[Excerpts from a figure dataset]
§ §

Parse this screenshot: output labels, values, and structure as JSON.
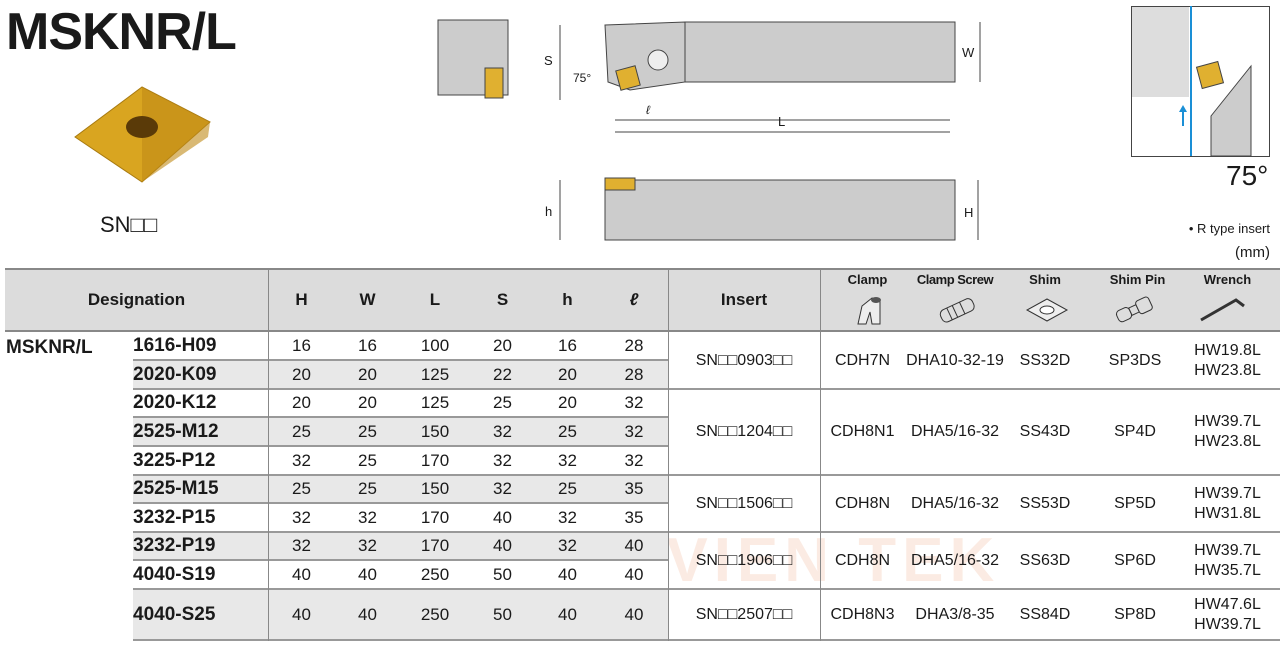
{
  "title": "MSKNR/L",
  "insert_code": "SN□□",
  "angle": "75°",
  "note_rtype": "• R type insert",
  "unit": "(mm)",
  "diagram_labels": {
    "S": "S",
    "W": "W",
    "L": "L",
    "l": "ℓ",
    "h": "h",
    "H": "H",
    "angle": "75°"
  },
  "watermark": "PHUONG VIEN TEK",
  "colors": {
    "header_bg": "#dcdcdc",
    "row_alt": "#e8e8e8",
    "insert_gold": "#d9a520",
    "arrow_blue": "#1a8fd6",
    "watermark": "#f5c8b0"
  },
  "table": {
    "headers": {
      "designation": "Designation",
      "H": "H",
      "W": "W",
      "L": "L",
      "S": "S",
      "h": "h",
      "l": "ℓ",
      "insert": "Insert",
      "clamp": "Clamp",
      "clamp_screw": "Clamp Screw",
      "shim": "Shim",
      "shim_pin": "Shim Pin",
      "wrench": "Wrench"
    },
    "family": "MSKNR/L",
    "rows": [
      {
        "model": "1616-H09",
        "H": "16",
        "W": "16",
        "L": "100",
        "S": "20",
        "h": "16",
        "l": "28"
      },
      {
        "model": "2020-K09",
        "H": "20",
        "W": "20",
        "L": "125",
        "S": "22",
        "h": "20",
        "l": "28"
      },
      {
        "model": "2020-K12",
        "H": "20",
        "W": "20",
        "L": "125",
        "S": "25",
        "h": "20",
        "l": "32"
      },
      {
        "model": "2525-M12",
        "H": "25",
        "W": "25",
        "L": "150",
        "S": "32",
        "h": "25",
        "l": "32"
      },
      {
        "model": "3225-P12",
        "H": "32",
        "W": "25",
        "L": "170",
        "S": "32",
        "h": "32",
        "l": "32"
      },
      {
        "model": "2525-M15",
        "H": "25",
        "W": "25",
        "L": "150",
        "S": "32",
        "h": "25",
        "l": "35"
      },
      {
        "model": "3232-P15",
        "H": "32",
        "W": "32",
        "L": "170",
        "S": "40",
        "h": "32",
        "l": "35"
      },
      {
        "model": "3232-P19",
        "H": "32",
        "W": "32",
        "L": "170",
        "S": "40",
        "h": "32",
        "l": "40"
      },
      {
        "model": "4040-S19",
        "H": "40",
        "W": "40",
        "L": "250",
        "S": "50",
        "h": "40",
        "l": "40"
      },
      {
        "model": "4040-S25",
        "H": "40",
        "W": "40",
        "L": "250",
        "S": "50",
        "h": "40",
        "l": "40"
      }
    ],
    "groups": [
      {
        "insert": "SN□□0903□□",
        "clamp": "CDH7N",
        "clamp_screw": "DHA10-32-19",
        "shim": "SS32D",
        "shim_pin": "SP3DS",
        "wrench1": "HW19.8L",
        "wrench2": "HW23.8L"
      },
      {
        "insert": "SN□□1204□□",
        "clamp": "CDH8N1",
        "clamp_screw": "DHA5/16-32",
        "shim": "SS43D",
        "shim_pin": "SP4D",
        "wrench1": "HW39.7L",
        "wrench2": "HW23.8L"
      },
      {
        "insert": "SN□□1506□□",
        "clamp": "CDH8N",
        "clamp_screw": "DHA5/16-32",
        "shim": "SS53D",
        "shim_pin": "SP5D",
        "wrench1": "HW39.7L",
        "wrench2": "HW31.8L"
      },
      {
        "insert": "SN□□1906□□",
        "clamp": "CDH8N",
        "clamp_screw": "DHA5/16-32",
        "shim": "SS63D",
        "shim_pin": "SP6D",
        "wrench1": "HW39.7L",
        "wrench2": "HW35.7L"
      },
      {
        "insert": "SN□□2507□□",
        "clamp": "CDH8N3",
        "clamp_screw": "DHA3/8-35",
        "shim": "SS84D",
        "shim_pin": "SP8D",
        "wrench1": "HW47.6L",
        "wrench2": "HW39.7L"
      }
    ]
  }
}
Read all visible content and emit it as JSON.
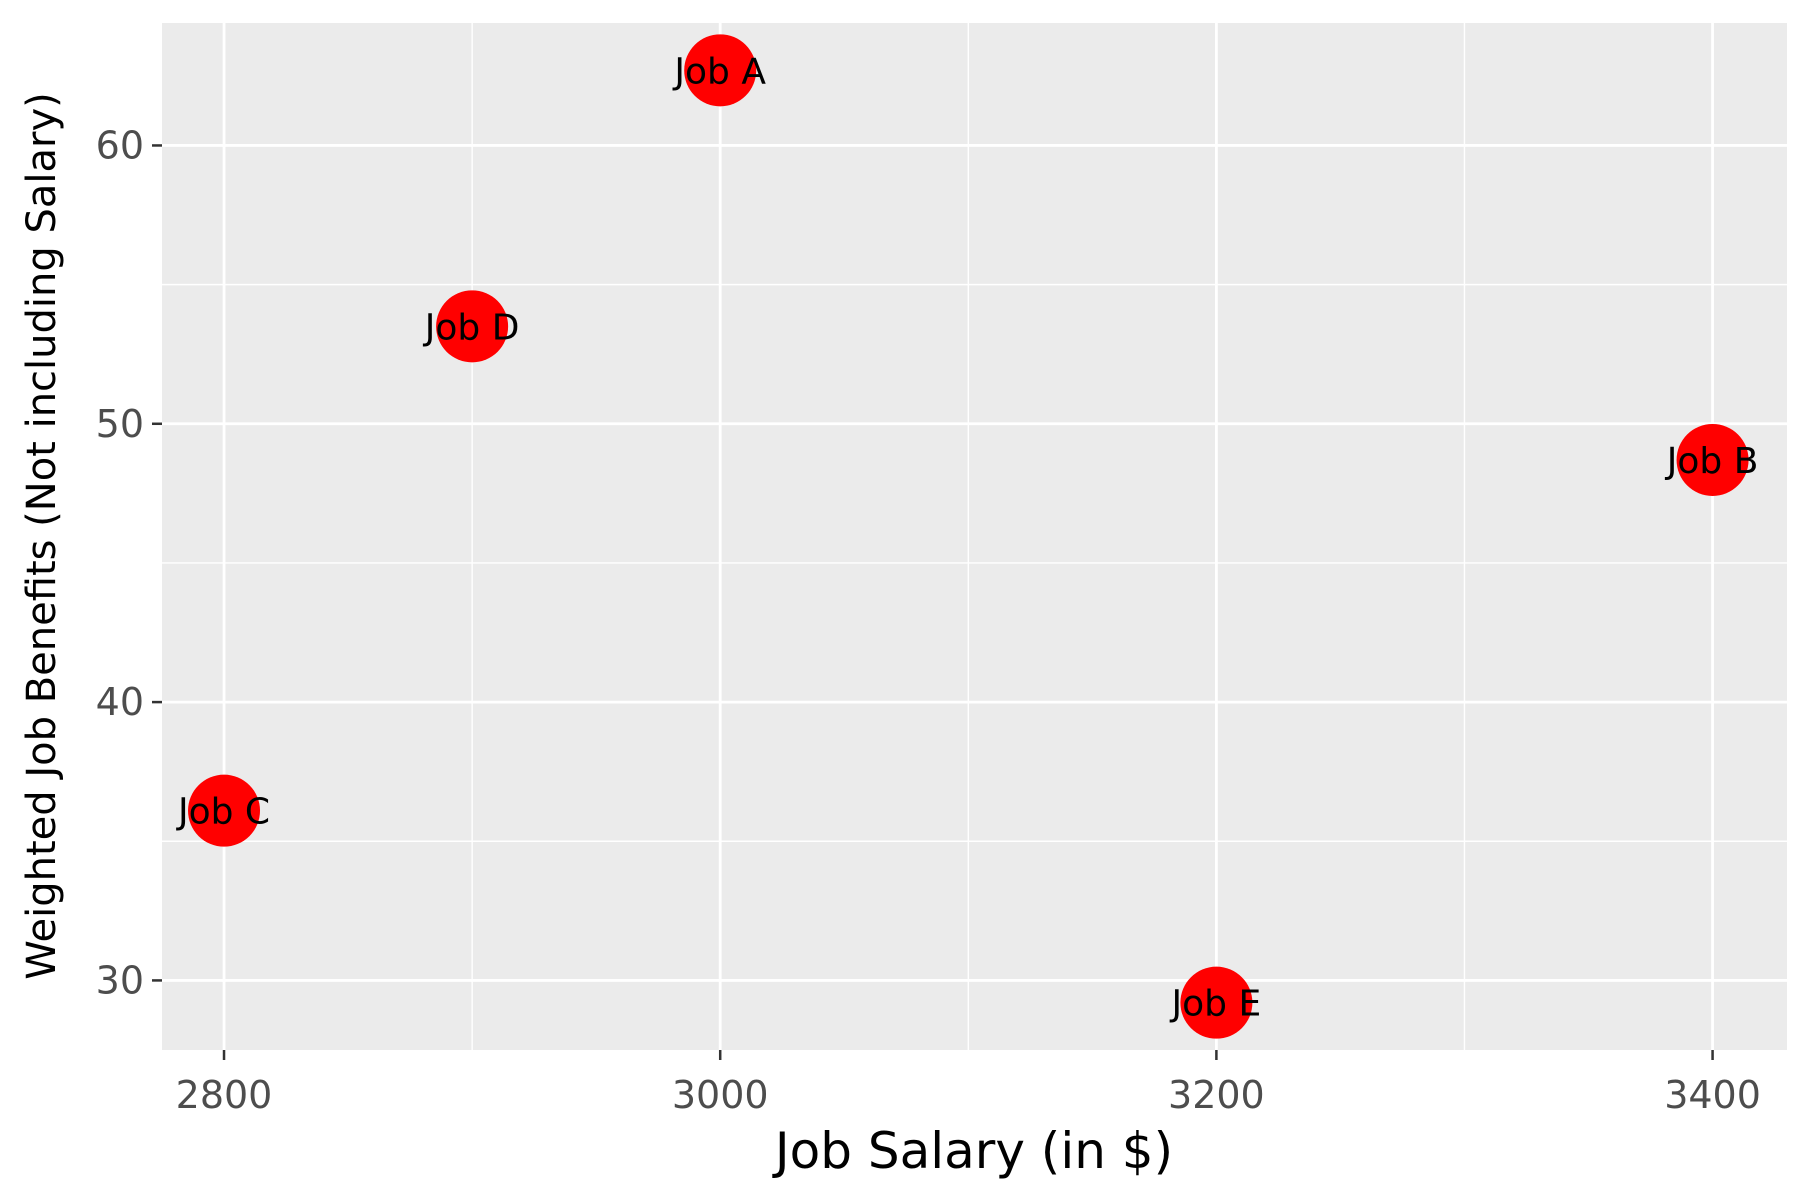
{
  "chart_data": {
    "type": "scatter",
    "title": "",
    "xlabel": "Job Salary (in $)",
    "ylabel": "Weighted Job Benefits (Not including Salary)",
    "xlim": [
      2775,
      3430
    ],
    "ylim": [
      27.5,
      64.4
    ],
    "x_ticks": [
      2800,
      3000,
      3200,
      3400
    ],
    "y_ticks": [
      30,
      40,
      50,
      60
    ],
    "x_tick_labels": [
      "2800",
      "3000",
      "3200",
      "3400"
    ],
    "y_tick_labels": [
      "30",
      "40",
      "50",
      "60"
    ],
    "grid": true,
    "legend": "none",
    "colors": {
      "panel": "#ebebeb",
      "gridline": "#ffffff",
      "point": "#ff0000",
      "tick_label": "#4d4d4d",
      "axis_title": "#000000"
    },
    "points": [
      {
        "label": "Job A",
        "x": 3000,
        "y": 62.7
      },
      {
        "label": "Job B",
        "x": 3400,
        "y": 48.7
      },
      {
        "label": "Job C",
        "x": 2800,
        "y": 36.1
      },
      {
        "label": "Job D",
        "x": 2900,
        "y": 53.5
      },
      {
        "label": "Job E",
        "x": 3200,
        "y": 29.2
      }
    ]
  }
}
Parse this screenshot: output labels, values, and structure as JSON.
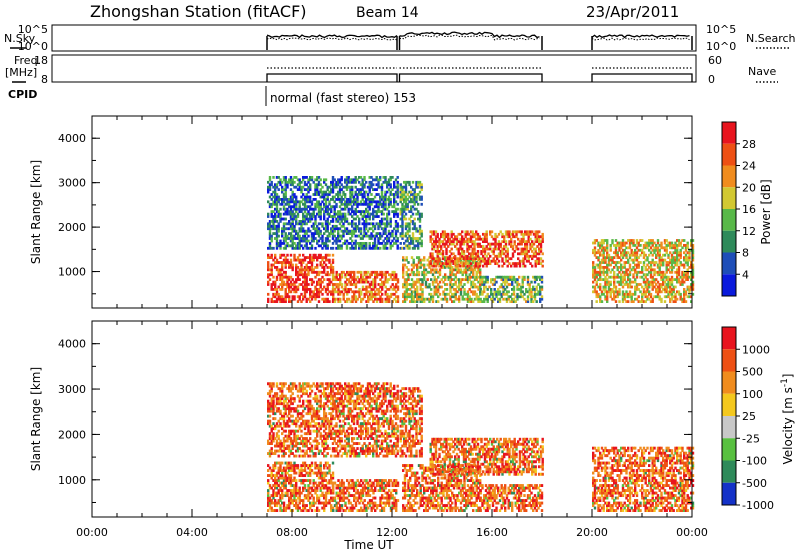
{
  "header": {
    "station": "Zhongshan Station (fitACF)",
    "beam": "Beam 14",
    "date": "23/Apr/2011"
  },
  "top_panels": {
    "nsky_label": "N.Sky",
    "nsearch_label": "N.Search",
    "freq_label": "Freq.",
    "freq_unit": "[MHz]",
    "nave_label": "Nave",
    "cpid_label": "CPID",
    "cpid_text": "normal (fast stereo) 153",
    "noise_ticks": [
      "10^5",
      "10^0"
    ],
    "freq_ticks": [
      "18",
      "8"
    ],
    "nave_ticks": [
      "60",
      "0"
    ]
  },
  "x_axis": {
    "label": "Time UT",
    "ticks": [
      "00:00",
      "04:00",
      "08:00",
      "12:00",
      "16:00",
      "20:00",
      "00:00"
    ],
    "tick_hours": [
      0,
      4,
      8,
      12,
      16,
      20,
      24
    ]
  },
  "chart_data": [
    {
      "type": "heatmap",
      "ylabel": "Slant Range [km]",
      "yticks": [
        1000,
        2000,
        3000,
        4000
      ],
      "ylim": [
        180,
        4500
      ],
      "xlim": [
        0,
        24
      ],
      "colorbar": {
        "label": "Power [dB]",
        "ticks": [
          "4",
          "8",
          "12",
          "16",
          "20",
          "24",
          "28"
        ],
        "colors": [
          "#0a1adc",
          "#1e4eb8",
          "#2e8a5a",
          "#58b848",
          "#d2c832",
          "#f08c1e",
          "#ee5014",
          "#e8141e"
        ]
      }
    },
    {
      "type": "heatmap",
      "ylabel": "Slant Range [km]",
      "yticks": [
        1000,
        2000,
        3000,
        4000
      ],
      "ylim": [
        180,
        4500
      ],
      "xlim": [
        0,
        24
      ],
      "colorbar": {
        "label": "Velocity [m s",
        "label_sup": "-1",
        "label_end": "]",
        "ticks": [
          "1000",
          "500",
          "100",
          "25",
          "-25",
          "-100",
          "-500",
          "-1000"
        ],
        "colors": [
          "#1432c8",
          "#2e8a5a",
          "#58c040",
          "#c8c8c8",
          "#f4c81e",
          "#f08c1e",
          "#ee5014",
          "#e8141e"
        ]
      }
    }
  ]
}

§ §

_TASK DETAILS_: Make an exact copy of the records above, with the pictures left out.

_EXERCISE SOLUTION_:
Parse this screenshot: output labels, values, and structure as JSON.
{
  "title": "MSKNR/L",
  "insert_code": "SN□□",
  "angle": "75°",
  "note_rtype": "• R type insert",
  "unit": "(mm)",
  "diagram_labels": {
    "S": "S",
    "W": "W",
    "L": "L",
    "l": "ℓ",
    "h": "h",
    "H": "H",
    "angle": "75°"
  },
  "watermark": "PHUONG VIEN TEK",
  "colors": {
    "header_bg": "#dcdcdc",
    "row_alt": "#e8e8e8",
    "insert_gold": "#d9a520",
    "arrow_blue": "#1a8fd6",
    "watermark": "#f5c8b0"
  },
  "table": {
    "headers": {
      "designation": "Designation",
      "H": "H",
      "W": "W",
      "L": "L",
      "S": "S",
      "h": "h",
      "l": "ℓ",
      "insert": "Insert",
      "clamp": "Clamp",
      "clamp_screw": "Clamp Screw",
      "shim": "Shim",
      "shim_pin": "Shim Pin",
      "wrench": "Wrench"
    },
    "family": "MSKNR/L",
    "rows": [
      {
        "model": "1616-H09",
        "H": "16",
        "W": "16",
        "L": "100",
        "S": "20",
        "h": "16",
        "l": "28"
      },
      {
        "model": "2020-K09",
        "H": "20",
        "W": "20",
        "L": "125",
        "S": "22",
        "h": "20",
        "l": "28"
      },
      {
        "model": "2020-K12",
        "H": "20",
        "W": "20",
        "L": "125",
        "S": "25",
        "h": "20",
        "l": "32"
      },
      {
        "model": "2525-M12",
        "H": "25",
        "W": "25",
        "L": "150",
        "S": "32",
        "h": "25",
        "l": "32"
      },
      {
        "model": "3225-P12",
        "H": "32",
        "W": "25",
        "L": "170",
        "S": "32",
        "h": "32",
        "l": "32"
      },
      {
        "model": "2525-M15",
        "H": "25",
        "W": "25",
        "L": "150",
        "S": "32",
        "h": "25",
        "l": "35"
      },
      {
        "model": "3232-P15",
        "H": "32",
        "W": "32",
        "L": "170",
        "S": "40",
        "h": "32",
        "l": "35"
      },
      {
        "model": "3232-P19",
        "H": "32",
        "W": "32",
        "L": "170",
        "S": "40",
        "h": "32",
        "l": "40"
      },
      {
        "model": "4040-S19",
        "H": "40",
        "W": "40",
        "L": "250",
        "S": "50",
        "h": "40",
        "l": "40"
      },
      {
        "model": "4040-S25",
        "H": "40",
        "W": "40",
        "L": "250",
        "S": "50",
        "h": "40",
        "l": "40"
      }
    ],
    "groups": [
      {
        "insert": "SN□□0903□□",
        "clamp": "CDH7N",
        "clamp_screw": "DHA10-32-19",
        "shim": "SS32D",
        "shim_pin": "SP3DS",
        "wrench1": "HW19.8L",
        "wrench2": "HW23.8L"
      },
      {
        "insert": "SN□□1204□□",
        "clamp": "CDH8N1",
        "clamp_screw": "DHA5/16-32",
        "shim": "SS43D",
        "shim_pin": "SP4D",
        "wrench1": "HW39.7L",
        "wrench2": "HW23.8L"
      },
      {
        "insert": "SN□□1506□□",
        "clamp": "CDH8N",
        "clamp_screw": "DHA5/16-32",
        "shim": "SS53D",
        "shim_pin": "SP5D",
        "wrench1": "HW39.7L",
        "wrench2": "HW31.8L"
      },
      {
        "insert": "SN□□1906□□",
        "clamp": "CDH8N",
        "clamp_screw": "DHA5/16-32",
        "shim": "SS63D",
        "shim_pin": "SP6D",
        "wrench1": "HW39.7L",
        "wrench2": "HW35.7L"
      },
      {
        "insert": "SN□□2507□□",
        "clamp": "CDH8N3",
        "clamp_screw": "DHA3/8-35",
        "shim": "SS84D",
        "shim_pin": "SP8D",
        "wrench1": "HW47.6L",
        "wrench2": "HW39.7L"
      }
    ]
  }
}
Read all visible content and emit it as JSON.
{
  "chart_data": {
    "type": "scatter",
    "title": "",
    "xlabel": "Job Salary (in $)",
    "ylabel": "Weighted Job Benefits (Not including Salary)",
    "xlim": [
      2775,
      3430
    ],
    "ylim": [
      27.5,
      64.4
    ],
    "x_ticks": [
      2800,
      3000,
      3200,
      3400
    ],
    "y_ticks": [
      30,
      40,
      50,
      60
    ],
    "x_tick_labels": [
      "2800",
      "3000",
      "3200",
      "3400"
    ],
    "y_tick_labels": [
      "30",
      "40",
      "50",
      "60"
    ],
    "grid": true,
    "legend": "none",
    "colors": {
      "panel": "#ebebeb",
      "gridline": "#ffffff",
      "point": "#ff0000",
      "tick_label": "#4d4d4d",
      "axis_title": "#000000"
    },
    "points": [
      {
        "label": "Job A",
        "x": 3000,
        "y": 62.7
      },
      {
        "label": "Job B",
        "x": 3400,
        "y": 48.7
      },
      {
        "label": "Job C",
        "x": 2800,
        "y": 36.1
      },
      {
        "label": "Job D",
        "x": 2900,
        "y": 53.5
      },
      {
        "label": "Job E",
        "x": 3200,
        "y": 29.2
      }
    ]
  }
}
Parse this screenshot: output labels, values, and structure as JSON.
{
  "header": {
    "station": "Zhongshan Station (fitACF)",
    "beam": "Beam 14",
    "date": "23/Apr/2011"
  },
  "top_panels": {
    "nsky_label": "N.Sky",
    "nsearch_label": "N.Search",
    "freq_label": "Freq.",
    "freq_unit": "[MHz]",
    "nave_label": "Nave",
    "cpid_label": "CPID",
    "cpid_text": "normal (fast stereo) 153",
    "noise_ticks": [
      "10^5",
      "10^0"
    ],
    "freq_ticks": [
      "18",
      "8"
    ],
    "nave_ticks": [
      "60",
      "0"
    ]
  },
  "x_axis": {
    "label": "Time UT",
    "ticks": [
      "00:00",
      "04:00",
      "08:00",
      "12:00",
      "16:00",
      "20:00",
      "00:00"
    ],
    "tick_hours": [
      0,
      4,
      8,
      12,
      16,
      20,
      24
    ]
  },
  "chart_data": [
    {
      "type": "heatmap",
      "ylabel": "Slant Range [km]",
      "yticks": [
        1000,
        2000,
        3000,
        4000
      ],
      "ylim": [
        180,
        4500
      ],
      "xlim": [
        0,
        24
      ],
      "colorbar": {
        "label": "Power [dB]",
        "ticks": [
          "4",
          "8",
          "12",
          "16",
          "20",
          "24",
          "28"
        ],
        "colors": [
          "#0a1adc",
          "#1e4eb8",
          "#2e8a5a",
          "#58b848",
          "#d2c832",
          "#f08c1e",
          "#ee5014",
          "#e8141e"
        ]
      }
    },
    {
      "type": "heatmap",
      "ylabel": "Slant Range [km]",
      "yticks": [
        1000,
        2000,
        3000,
        4000
      ],
      "ylim": [
        180,
        4500
      ],
      "xlim": [
        0,
        24
      ],
      "colorbar": {
        "label": "Velocity [m s",
        "label_sup": "-1",
        "label_end": "]",
        "ticks": [
          "1000",
          "500",
          "100",
          "25",
          "-25",
          "-100",
          "-500",
          "-1000"
        ],
        "colors": [
          "#1432c8",
          "#2e8a5a",
          "#58c040",
          "#c8c8c8",
          "#f4c81e",
          "#f08c1e",
          "#ee5014",
          "#e8141e"
        ]
      }
    }
  ]
}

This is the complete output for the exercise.